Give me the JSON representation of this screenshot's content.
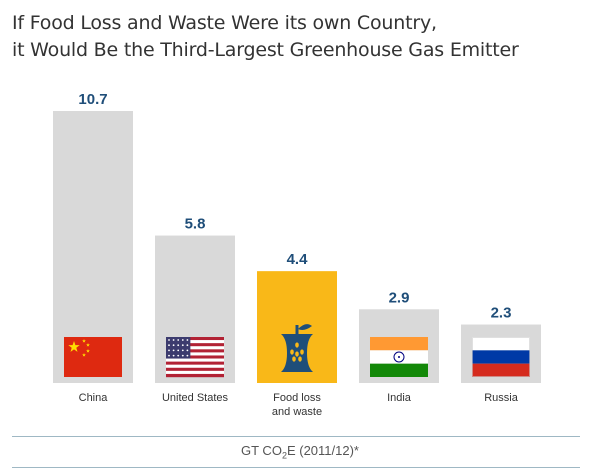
{
  "title_line1": "If Food Loss and Waste Were its own Country,",
  "title_line2": "it Would Be the Third-Largest Greenhouse Gas Emitter",
  "footer": {
    "main": "GT CO",
    "sub": "2",
    "rest": "E (2011/12)*"
  },
  "colors": {
    "bar_default": "#d9d9d9",
    "bar_highlight": "#f9b818",
    "value_label": "#1f4e79",
    "category_label": "#333333"
  },
  "chart_data": {
    "type": "bar",
    "title": "If Food Loss and Waste Were its own Country, it Would Be the Third-Largest Greenhouse Gas Emitter",
    "categories": [
      "China",
      "United States",
      "Food loss and waste",
      "India",
      "Russia"
    ],
    "category_lines": [
      [
        "China"
      ],
      [
        "United States"
      ],
      [
        "Food loss",
        "and waste"
      ],
      [
        "India"
      ],
      [
        "Russia"
      ]
    ],
    "values": [
      10.7,
      5.8,
      4.4,
      2.9,
      2.3
    ],
    "value_labels": [
      "10.7",
      "5.8",
      "4.4",
      "2.9",
      "2.3"
    ],
    "highlight_index": 2,
    "icons": [
      "china-flag-icon",
      "usa-flag-icon",
      "apple-core-icon",
      "india-flag-icon",
      "russia-flag-icon"
    ],
    "ylabel": "GT CO2E (2011/12)*",
    "ylim": [
      0,
      10.7
    ],
    "grid": false,
    "legend": "none"
  }
}
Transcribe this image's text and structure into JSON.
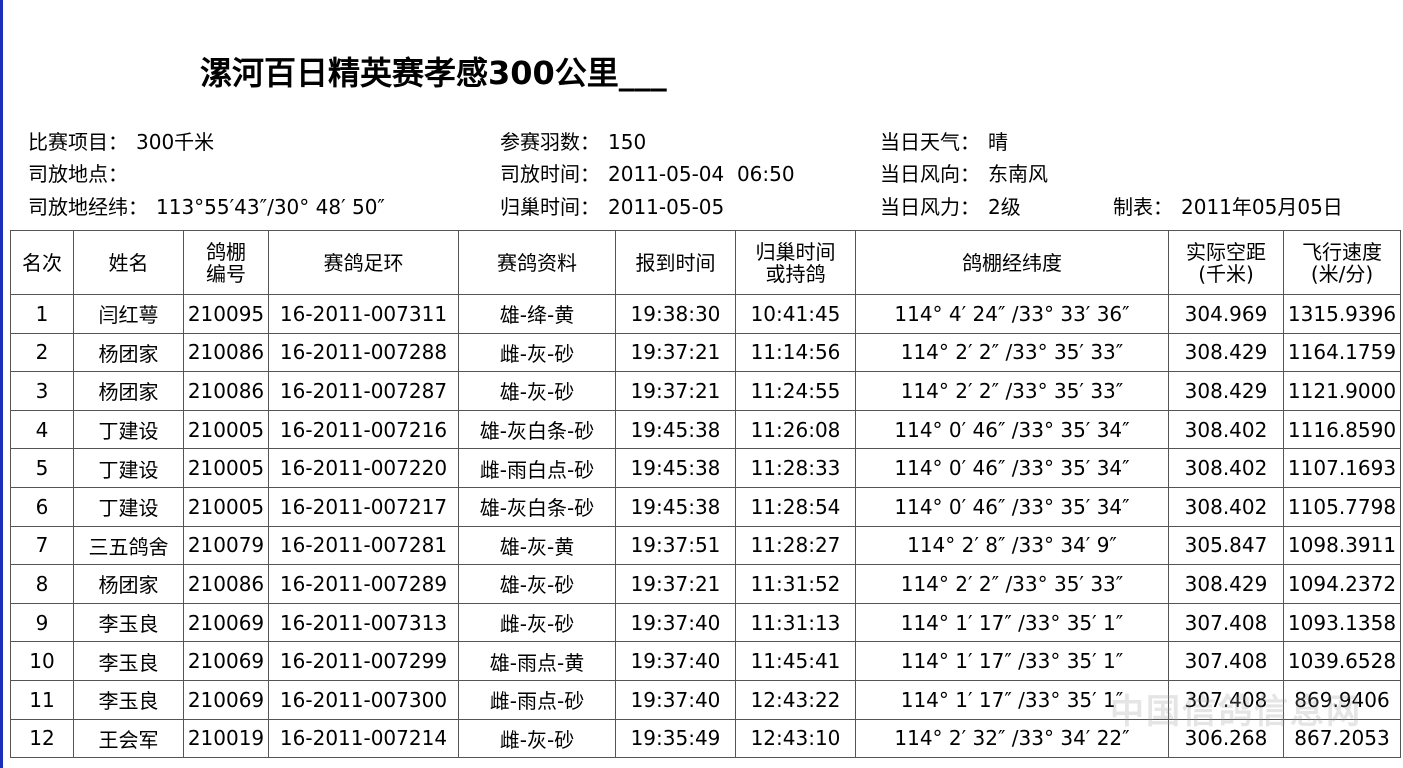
{
  "header": {
    "title": "漯河百日精英赛孝感300公里___"
  },
  "info": [
    [
      {
        "label": "比赛项目：",
        "value": "300千米"
      },
      {
        "label": "参赛羽数：",
        "value": "150"
      },
      {
        "label": "当日天气：",
        "value": "晴"
      }
    ],
    [
      {
        "label": "司放地点："
      },
      {
        "label": "司放时间：",
        "value": "2011-05-04  06:50"
      },
      {
        "label": "当日风向：",
        "value": "东南风"
      }
    ],
    [
      {
        "label": "司放地经纬：",
        "value": "113°55′43″/30° 48′ 50″"
      },
      {
        "label": "归巢时间：",
        "value": "2011-05-05"
      },
      {
        "label": "当日风力：",
        "value": "2级"
      },
      {
        "label": "制表：",
        "value": "2011年05月05日"
      }
    ]
  ],
  "table": {
    "headers": [
      [
        "名次"
      ],
      [
        "姓名"
      ],
      [
        "鸽棚",
        "编号"
      ],
      [
        "赛鸽足环"
      ],
      [
        "赛鸽资料"
      ],
      [
        "报到时间"
      ],
      [
        "归巢时间",
        "或持鸽"
      ],
      [
        "鸽棚经纬度"
      ],
      [
        "实际空距",
        "(千米)"
      ],
      [
        "飞行速度",
        "(米/分)"
      ]
    ],
    "rows": [
      [
        "1",
        "闫红萼",
        "210095",
        "16-2011-007311",
        "雄-绛-黄",
        "19:38:30",
        "10:41:45",
        "114° 4′ 24″ /33° 33′ 36″",
        "304.969",
        "1315.9396"
      ],
      [
        "2",
        "杨团家",
        "210086",
        "16-2011-007288",
        "雌-灰-砂",
        "19:37:21",
        "11:14:56",
        "114° 2′ 2″ /33° 35′ 33″",
        "308.429",
        "1164.1759"
      ],
      [
        "3",
        "杨团家",
        "210086",
        "16-2011-007287",
        "雄-灰-砂",
        "19:37:21",
        "11:24:55",
        "114° 2′ 2″ /33° 35′ 33″",
        "308.429",
        "1121.9000"
      ],
      [
        "4",
        "丁建设",
        "210005",
        "16-2011-007216",
        "雄-灰白条-砂",
        "19:45:38",
        "11:26:08",
        "114° 0′ 46″ /33° 35′ 34″",
        "308.402",
        "1116.8590"
      ],
      [
        "5",
        "丁建设",
        "210005",
        "16-2011-007220",
        "雌-雨白点-砂",
        "19:45:38",
        "11:28:33",
        "114° 0′ 46″ /33° 35′ 34″",
        "308.402",
        "1107.1693"
      ],
      [
        "6",
        "丁建设",
        "210005",
        "16-2011-007217",
        "雄-灰白条-砂",
        "19:45:38",
        "11:28:54",
        "114° 0′ 46″ /33° 35′ 34″",
        "308.402",
        "1105.7798"
      ],
      [
        "7",
        "三五鸽舍",
        "210079",
        "16-2011-007281",
        "雄-灰-黄",
        "19:37:51",
        "11:28:27",
        "114° 2′ 8″ /33° 34′ 9″",
        "305.847",
        "1098.3911"
      ],
      [
        "8",
        "杨团家",
        "210086",
        "16-2011-007289",
        "雄-灰-砂",
        "19:37:21",
        "11:31:52",
        "114° 2′ 2″ /33° 35′ 33″",
        "308.429",
        "1094.2372"
      ],
      [
        "9",
        "李玉良",
        "210069",
        "16-2011-007313",
        "雌-灰-砂",
        "19:37:40",
        "11:31:13",
        "114° 1′ 17″ /33° 35′ 1″",
        "307.408",
        "1093.1358"
      ],
      [
        "10",
        "李玉良",
        "210069",
        "16-2011-007299",
        "雄-雨点-黄",
        "19:37:40",
        "11:45:41",
        "114° 1′ 17″ /33° 35′ 1″",
        "307.408",
        "1039.6528"
      ],
      [
        "11",
        "李玉良",
        "210069",
        "16-2011-007300",
        "雌-雨点-砂",
        "19:37:40",
        "12:43:22",
        "114° 1′ 17″ /33° 35′ 1″",
        "307.408",
        "869.9406"
      ],
      [
        "12",
        "王会军",
        "210019",
        "16-2011-007214",
        "雌-灰-砂",
        "19:35:49",
        "12:43:10",
        "114° 2′ 32″ /33° 34′ 22″",
        "306.268",
        "867.2053"
      ]
    ]
  },
  "watermark": "中国信鸽信息网"
}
+++
#### PROBLEM TO SOLVE
Copy the records exactly as they appear, excluding images.

#### REPLY
Give me the JSON representation of this screenshot's content.
{
  "title_line1": "If Food Loss and Waste Were its own Country,",
  "title_line2": "it Would Be the Third-Largest Greenhouse Gas Emitter",
  "footer": {
    "main": "GT CO",
    "sub": "2",
    "rest": "E (2011/12)*"
  },
  "colors": {
    "bar_default": "#d9d9d9",
    "bar_highlight": "#f9b818",
    "value_label": "#1f4e79",
    "category_label": "#333333"
  },
  "chart_data": {
    "type": "bar",
    "title": "If Food Loss and Waste Were its own Country, it Would Be the Third-Largest Greenhouse Gas Emitter",
    "categories": [
      "China",
      "United States",
      "Food loss and waste",
      "India",
      "Russia"
    ],
    "category_lines": [
      [
        "China"
      ],
      [
        "United States"
      ],
      [
        "Food loss",
        "and waste"
      ],
      [
        "India"
      ],
      [
        "Russia"
      ]
    ],
    "values": [
      10.7,
      5.8,
      4.4,
      2.9,
      2.3
    ],
    "value_labels": [
      "10.7",
      "5.8",
      "4.4",
      "2.9",
      "2.3"
    ],
    "highlight_index": 2,
    "icons": [
      "china-flag-icon",
      "usa-flag-icon",
      "apple-core-icon",
      "india-flag-icon",
      "russia-flag-icon"
    ],
    "ylabel": "GT CO2E (2011/12)*",
    "ylim": [
      0,
      10.7
    ],
    "grid": false,
    "legend": "none"
  }
}
Transcribe this image's text and structure into JSON.
{
  "header": {
    "title": "漯河百日精英赛孝感300公里___"
  },
  "info": [
    [
      {
        "label": "比赛项目：",
        "value": "300千米"
      },
      {
        "label": "参赛羽数：",
        "value": "150"
      },
      {
        "label": "当日天气：",
        "value": "晴"
      }
    ],
    [
      {
        "label": "司放地点："
      },
      {
        "label": "司放时间：",
        "value": "2011-05-04  06:50"
      },
      {
        "label": "当日风向：",
        "value": "东南风"
      }
    ],
    [
      {
        "label": "司放地经纬：",
        "value": "113°55′43″/30° 48′ 50″"
      },
      {
        "label": "归巢时间：",
        "value": "2011-05-05"
      },
      {
        "label": "当日风力：",
        "value": "2级"
      },
      {
        "label": "制表：",
        "value": "2011年05月05日"
      }
    ]
  ],
  "table": {
    "headers": [
      [
        "名次"
      ],
      [
        "姓名"
      ],
      [
        "鸽棚",
        "编号"
      ],
      [
        "赛鸽足环"
      ],
      [
        "赛鸽资料"
      ],
      [
        "报到时间"
      ],
      [
        "归巢时间",
        "或持鸽"
      ],
      [
        "鸽棚经纬度"
      ],
      [
        "实际空距",
        "(千米)"
      ],
      [
        "飞行速度",
        "(米/分)"
      ]
    ],
    "rows": [
      [
        "1",
        "闫红萼",
        "210095",
        "16-2011-007311",
        "雄-绛-黄",
        "19:38:30",
        "10:41:45",
        "114° 4′ 24″ /33° 33′ 36″",
        "304.969",
        "1315.9396"
      ],
      [
        "2",
        "杨团家",
        "210086",
        "16-2011-007288",
        "雌-灰-砂",
        "19:37:21",
        "11:14:56",
        "114° 2′ 2″ /33° 35′ 33″",
        "308.429",
        "1164.1759"
      ],
      [
        "3",
        "杨团家",
        "210086",
        "16-2011-007287",
        "雄-灰-砂",
        "19:37:21",
        "11:24:55",
        "114° 2′ 2″ /33° 35′ 33″",
        "308.429",
        "1121.9000"
      ],
      [
        "4",
        "丁建设",
        "210005",
        "16-2011-007216",
        "雄-灰白条-砂",
        "19:45:38",
        "11:26:08",
        "114° 0′ 46″ /33° 35′ 34″",
        "308.402",
        "1116.8590"
      ],
      [
        "5",
        "丁建设",
        "210005",
        "16-2011-007220",
        "雌-雨白点-砂",
        "19:45:38",
        "11:28:33",
        "114° 0′ 46″ /33° 35′ 34″",
        "308.402",
        "1107.1693"
      ],
      [
        "6",
        "丁建设",
        "210005",
        "16-2011-007217",
        "雄-灰白条-砂",
        "19:45:38",
        "11:28:54",
        "114° 0′ 46″ /33° 35′ 34″",
        "308.402",
        "1105.7798"
      ],
      [
        "7",
        "三五鸽舍",
        "210079",
        "16-2011-007281",
        "雄-灰-黄",
        "19:37:51",
        "11:28:27",
        "114° 2′ 8″ /33° 34′ 9″",
        "305.847",
        "1098.3911"
      ],
      [
        "8",
        "杨团家",
        "210086",
        "16-2011-007289",
        "雄-灰-砂",
        "19:37:21",
        "11:31:52",
        "114° 2′ 2″ /33° 35′ 33″",
        "308.429",
        "1094.2372"
      ],
      [
        "9",
        "李玉良",
        "210069",
        "16-2011-007313",
        "雌-灰-砂",
        "19:37:40",
        "11:31:13",
        "114° 1′ 17″ /33° 35′ 1″",
        "307.408",
        "1093.1358"
      ],
      [
        "10",
        "李玉良",
        "210069",
        "16-2011-007299",
        "雄-雨点-黄",
        "19:37:40",
        "11:45:41",
        "114° 1′ 17″ /33° 35′ 1″",
        "307.408",
        "1039.6528"
      ],
      [
        "11",
        "李玉良",
        "210069",
        "16-2011-007300",
        "雌-雨点-砂",
        "19:37:40",
        "12:43:22",
        "114° 1′ 17″ /33° 35′ 1″",
        "307.408",
        "869.9406"
      ],
      [
        "12",
        "王会军",
        "210019",
        "16-2011-007214",
        "雌-灰-砂",
        "19:35:49",
        "12:43:10",
        "114° 2′ 32″ /33° 34′ 22″",
        "306.268",
        "867.2053"
      ]
    ]
  },
  "watermark": "中国信鸽信息网"
}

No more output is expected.